TASK STATEMENT: Take the lines from the one with "What does this" to the end of the listing, both ends included, and quote them exactly, leaving pictures out.

GIVEN INFORMATION:

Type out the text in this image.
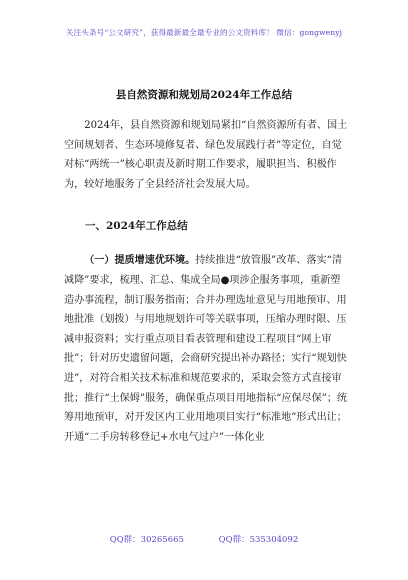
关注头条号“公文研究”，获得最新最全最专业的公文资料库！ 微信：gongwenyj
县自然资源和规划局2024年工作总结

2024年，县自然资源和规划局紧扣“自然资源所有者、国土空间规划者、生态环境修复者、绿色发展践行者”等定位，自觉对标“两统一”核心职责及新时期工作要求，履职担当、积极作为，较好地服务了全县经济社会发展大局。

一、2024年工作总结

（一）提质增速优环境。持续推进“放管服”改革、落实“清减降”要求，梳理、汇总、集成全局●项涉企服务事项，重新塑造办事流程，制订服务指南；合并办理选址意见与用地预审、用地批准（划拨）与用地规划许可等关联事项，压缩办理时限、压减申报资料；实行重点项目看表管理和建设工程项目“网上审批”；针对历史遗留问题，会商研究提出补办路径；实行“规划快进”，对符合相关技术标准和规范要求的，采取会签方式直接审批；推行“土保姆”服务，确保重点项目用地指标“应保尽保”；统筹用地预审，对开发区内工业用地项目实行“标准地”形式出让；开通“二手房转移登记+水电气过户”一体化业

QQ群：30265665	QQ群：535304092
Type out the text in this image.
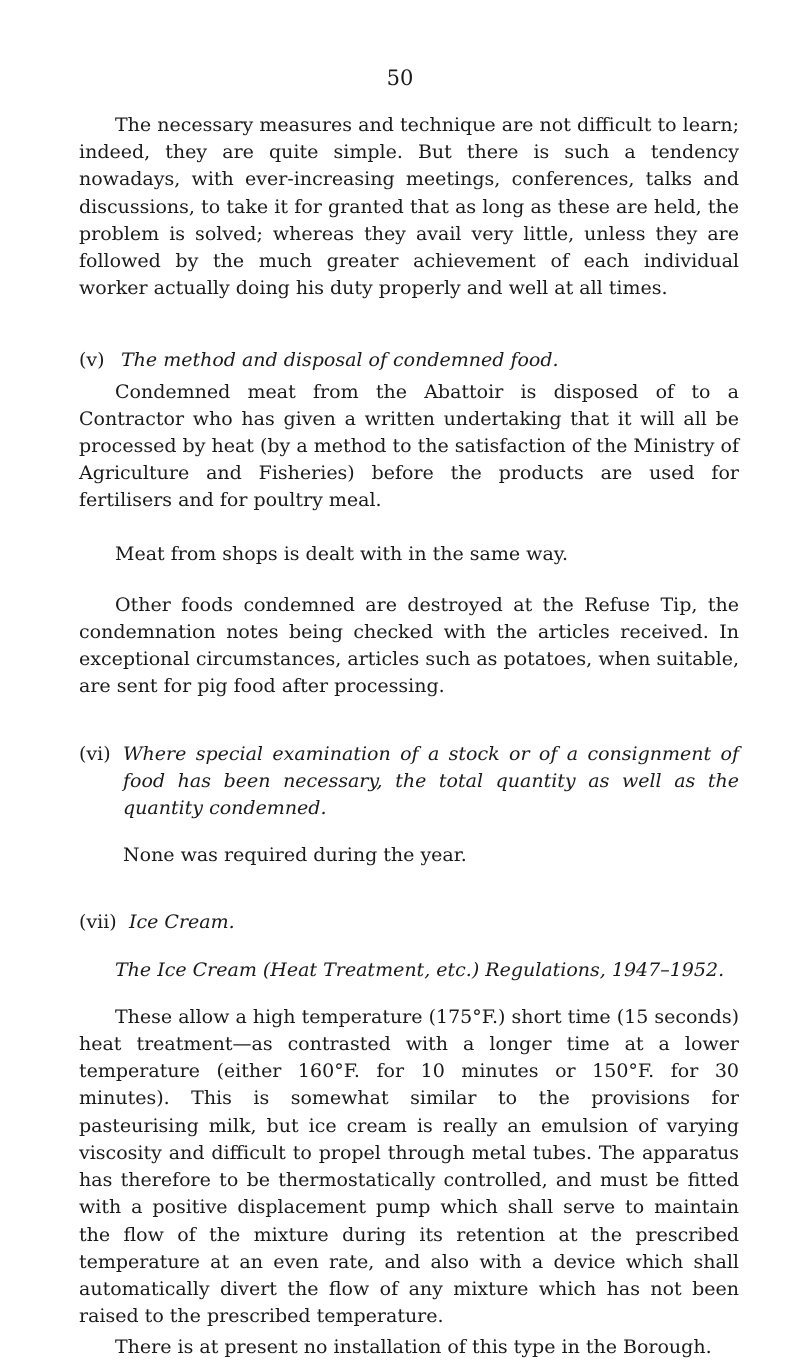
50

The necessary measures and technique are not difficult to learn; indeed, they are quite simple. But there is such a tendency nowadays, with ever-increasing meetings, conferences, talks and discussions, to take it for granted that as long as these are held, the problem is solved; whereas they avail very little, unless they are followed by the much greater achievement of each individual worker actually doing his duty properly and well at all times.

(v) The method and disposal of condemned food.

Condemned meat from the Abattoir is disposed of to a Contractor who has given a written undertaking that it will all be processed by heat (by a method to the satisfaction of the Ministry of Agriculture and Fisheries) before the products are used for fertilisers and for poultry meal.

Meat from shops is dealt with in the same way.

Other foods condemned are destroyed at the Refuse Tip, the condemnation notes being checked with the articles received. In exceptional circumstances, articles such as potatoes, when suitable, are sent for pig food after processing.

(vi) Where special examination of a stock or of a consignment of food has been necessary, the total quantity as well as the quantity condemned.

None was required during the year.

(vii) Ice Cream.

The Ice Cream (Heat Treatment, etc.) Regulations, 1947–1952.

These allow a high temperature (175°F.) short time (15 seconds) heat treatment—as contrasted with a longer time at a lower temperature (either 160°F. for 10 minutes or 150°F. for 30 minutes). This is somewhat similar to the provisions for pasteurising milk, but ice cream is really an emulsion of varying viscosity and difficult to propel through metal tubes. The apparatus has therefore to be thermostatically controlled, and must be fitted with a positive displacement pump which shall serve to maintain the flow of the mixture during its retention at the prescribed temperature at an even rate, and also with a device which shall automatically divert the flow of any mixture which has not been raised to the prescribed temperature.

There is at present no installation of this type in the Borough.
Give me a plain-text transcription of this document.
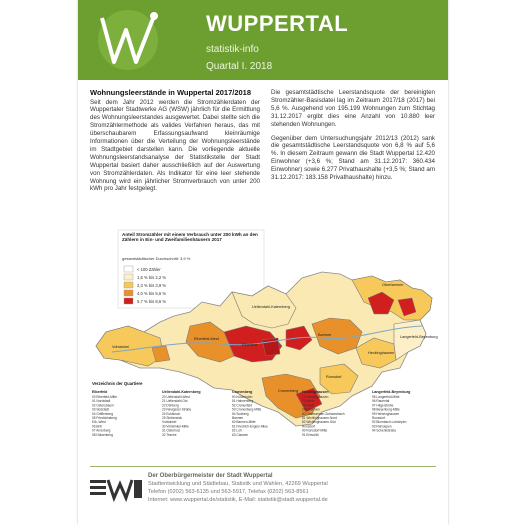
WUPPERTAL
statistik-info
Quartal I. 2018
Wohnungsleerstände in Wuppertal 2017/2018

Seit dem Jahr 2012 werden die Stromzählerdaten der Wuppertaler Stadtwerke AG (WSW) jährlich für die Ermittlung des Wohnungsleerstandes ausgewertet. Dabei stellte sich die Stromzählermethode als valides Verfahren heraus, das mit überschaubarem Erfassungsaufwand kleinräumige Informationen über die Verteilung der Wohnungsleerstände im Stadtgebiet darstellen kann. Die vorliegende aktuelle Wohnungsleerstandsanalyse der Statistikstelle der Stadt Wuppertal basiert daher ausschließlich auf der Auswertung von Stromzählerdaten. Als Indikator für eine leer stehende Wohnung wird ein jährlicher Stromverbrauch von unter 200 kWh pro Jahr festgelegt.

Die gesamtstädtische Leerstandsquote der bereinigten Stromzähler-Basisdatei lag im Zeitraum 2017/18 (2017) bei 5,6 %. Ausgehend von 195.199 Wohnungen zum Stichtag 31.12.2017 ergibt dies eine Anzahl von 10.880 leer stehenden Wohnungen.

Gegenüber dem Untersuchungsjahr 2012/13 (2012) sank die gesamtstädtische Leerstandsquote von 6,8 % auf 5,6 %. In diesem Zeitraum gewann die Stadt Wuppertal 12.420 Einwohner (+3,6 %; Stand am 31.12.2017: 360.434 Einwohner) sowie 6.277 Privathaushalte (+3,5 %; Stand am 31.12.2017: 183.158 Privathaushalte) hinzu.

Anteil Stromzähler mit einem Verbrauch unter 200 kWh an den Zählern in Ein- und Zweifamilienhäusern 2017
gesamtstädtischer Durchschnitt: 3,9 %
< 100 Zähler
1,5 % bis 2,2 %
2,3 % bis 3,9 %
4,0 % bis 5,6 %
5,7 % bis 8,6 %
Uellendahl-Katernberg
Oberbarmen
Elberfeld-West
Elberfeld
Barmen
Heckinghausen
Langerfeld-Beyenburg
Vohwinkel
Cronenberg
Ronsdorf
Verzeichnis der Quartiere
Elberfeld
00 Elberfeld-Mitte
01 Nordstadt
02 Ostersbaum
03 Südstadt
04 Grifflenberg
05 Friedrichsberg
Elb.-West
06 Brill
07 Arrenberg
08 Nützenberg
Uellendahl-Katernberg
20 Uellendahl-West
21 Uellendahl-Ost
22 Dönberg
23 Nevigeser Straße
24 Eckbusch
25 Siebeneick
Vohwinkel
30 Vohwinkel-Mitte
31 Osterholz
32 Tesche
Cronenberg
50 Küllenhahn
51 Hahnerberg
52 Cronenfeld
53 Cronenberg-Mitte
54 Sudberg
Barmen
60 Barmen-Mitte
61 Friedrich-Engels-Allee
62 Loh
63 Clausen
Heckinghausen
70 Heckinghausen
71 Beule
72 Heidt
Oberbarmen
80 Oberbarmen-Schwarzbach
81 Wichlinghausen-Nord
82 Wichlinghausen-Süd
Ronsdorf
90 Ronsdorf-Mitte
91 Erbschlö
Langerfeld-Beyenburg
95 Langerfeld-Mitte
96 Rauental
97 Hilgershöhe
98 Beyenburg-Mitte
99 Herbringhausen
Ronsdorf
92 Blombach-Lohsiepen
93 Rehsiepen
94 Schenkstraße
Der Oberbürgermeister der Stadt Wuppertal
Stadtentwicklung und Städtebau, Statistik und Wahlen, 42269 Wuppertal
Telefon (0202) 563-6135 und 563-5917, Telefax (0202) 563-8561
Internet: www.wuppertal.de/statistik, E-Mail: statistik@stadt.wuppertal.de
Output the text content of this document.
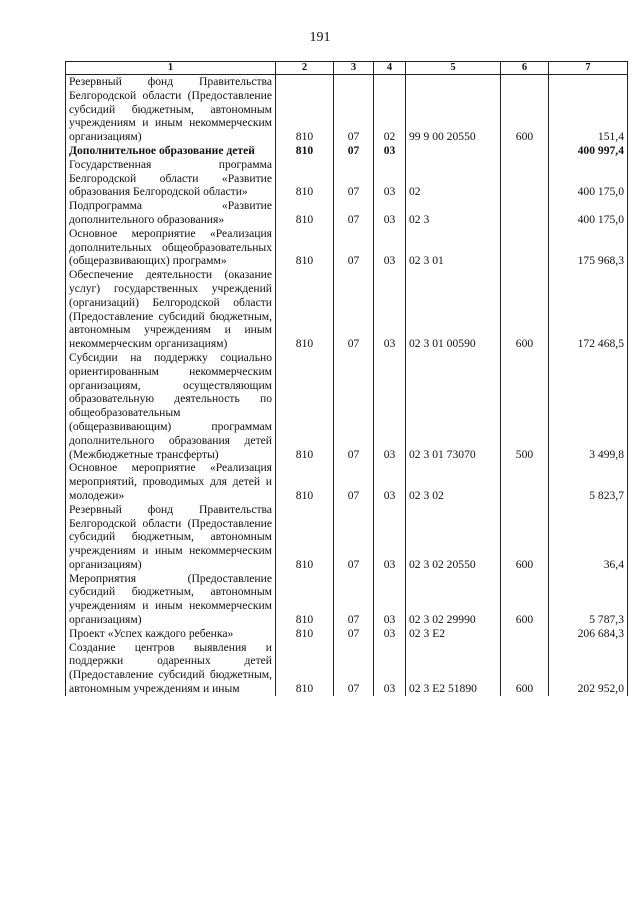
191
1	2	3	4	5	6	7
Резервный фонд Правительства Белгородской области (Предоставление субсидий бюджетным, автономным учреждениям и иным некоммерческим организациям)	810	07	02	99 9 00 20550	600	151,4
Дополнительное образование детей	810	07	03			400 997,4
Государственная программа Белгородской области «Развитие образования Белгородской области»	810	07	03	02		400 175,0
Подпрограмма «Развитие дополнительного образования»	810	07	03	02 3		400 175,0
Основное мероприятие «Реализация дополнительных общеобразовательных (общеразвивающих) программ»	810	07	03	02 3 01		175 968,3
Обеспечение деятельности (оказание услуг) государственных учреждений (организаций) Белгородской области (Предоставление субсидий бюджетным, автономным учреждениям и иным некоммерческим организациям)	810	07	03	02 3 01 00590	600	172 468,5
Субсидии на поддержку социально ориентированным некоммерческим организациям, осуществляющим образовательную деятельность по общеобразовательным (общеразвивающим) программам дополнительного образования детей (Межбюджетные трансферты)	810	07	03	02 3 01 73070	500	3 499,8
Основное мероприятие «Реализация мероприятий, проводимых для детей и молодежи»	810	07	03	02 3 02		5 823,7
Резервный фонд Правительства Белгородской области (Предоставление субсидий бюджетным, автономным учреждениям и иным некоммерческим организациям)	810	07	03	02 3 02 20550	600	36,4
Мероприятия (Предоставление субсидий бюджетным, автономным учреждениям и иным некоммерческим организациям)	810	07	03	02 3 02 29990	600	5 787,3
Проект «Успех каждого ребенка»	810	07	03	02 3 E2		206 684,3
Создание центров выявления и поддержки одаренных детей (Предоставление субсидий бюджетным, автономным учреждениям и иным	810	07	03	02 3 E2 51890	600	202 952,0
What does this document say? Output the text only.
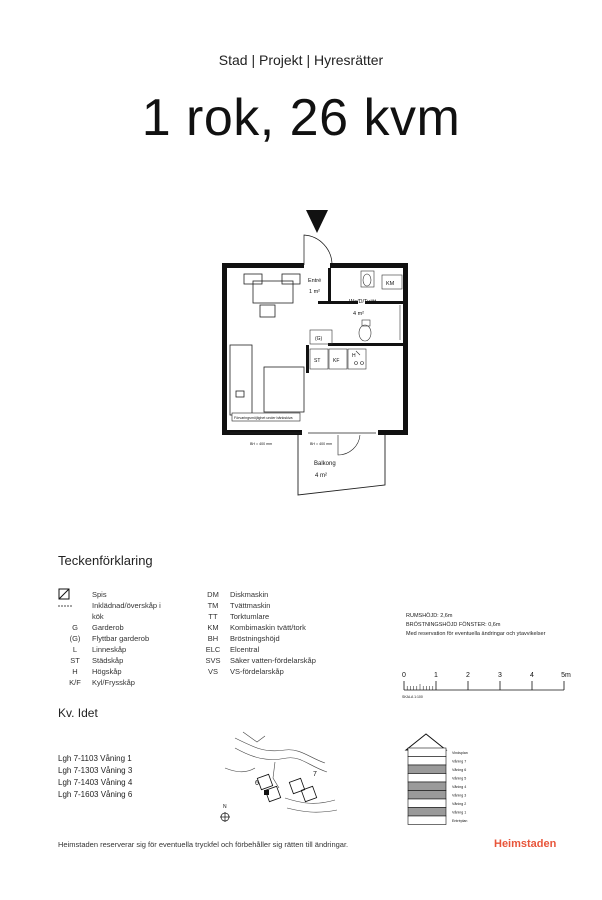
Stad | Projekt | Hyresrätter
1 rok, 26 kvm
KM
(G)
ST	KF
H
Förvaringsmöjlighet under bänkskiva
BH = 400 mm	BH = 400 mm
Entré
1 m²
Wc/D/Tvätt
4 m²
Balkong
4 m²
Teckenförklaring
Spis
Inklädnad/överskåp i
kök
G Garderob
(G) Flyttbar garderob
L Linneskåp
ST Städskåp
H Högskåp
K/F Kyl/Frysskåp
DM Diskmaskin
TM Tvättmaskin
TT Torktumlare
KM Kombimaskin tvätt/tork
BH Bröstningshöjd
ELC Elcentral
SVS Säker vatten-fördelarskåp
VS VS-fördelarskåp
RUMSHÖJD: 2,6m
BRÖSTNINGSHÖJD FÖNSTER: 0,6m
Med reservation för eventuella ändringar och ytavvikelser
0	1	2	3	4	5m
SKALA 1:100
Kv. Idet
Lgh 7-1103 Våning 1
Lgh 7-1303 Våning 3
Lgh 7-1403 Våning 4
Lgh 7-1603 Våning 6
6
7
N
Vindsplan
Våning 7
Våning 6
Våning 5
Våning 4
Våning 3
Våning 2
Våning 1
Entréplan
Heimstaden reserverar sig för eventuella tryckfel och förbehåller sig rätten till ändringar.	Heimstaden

ANSWER IN FULL:
What does this document say? Output the text only.
Stad | Projekt | Hyresrätter
1 rok, 26 kvm
KM
(G)
ST	KF
H
Förvaringsmöjlighet under bänkskiva
BH = 400 mm	BH = 400 mm
Entré
1 m²
Wc/D/Tvätt
4 m²
Balkong
4 m²
Teckenförklaring
Spis
Inklädnad/överskåp i
kök
G Garderob
(G) Flyttbar garderob
L Linneskåp
ST Städskåp
H Högskåp
K/F Kyl/Frysskåp
DM Diskmaskin
TM Tvättmaskin
TT Torktumlare
KM Kombimaskin tvätt/tork
BH Bröstningshöjd
ELC Elcentral
SVS Säker vatten-fördelarskåp
VS VS-fördelarskåp
RUMSHÖJD: 2,6m
BRÖSTNINGSHÖJD FÖNSTER: 0,6m
Med reservation för eventuella ändringar och ytavvikelser
0	1	2	3	4	5m
SKALA 1:100
Kv. Idet
Lgh 7-1103 Våning 1
Lgh 7-1303 Våning 3
Lgh 7-1403 Våning 4
Lgh 7-1603 Våning 6
6
7
N
Vindsplan
Våning 7
Våning 6
Våning 5
Våning 4
Våning 3
Våning 2
Våning 1
Entréplan
Heimstaden reserverar sig för eventuella tryckfel och förbehåller sig rätten till ändringar.	Heimstaden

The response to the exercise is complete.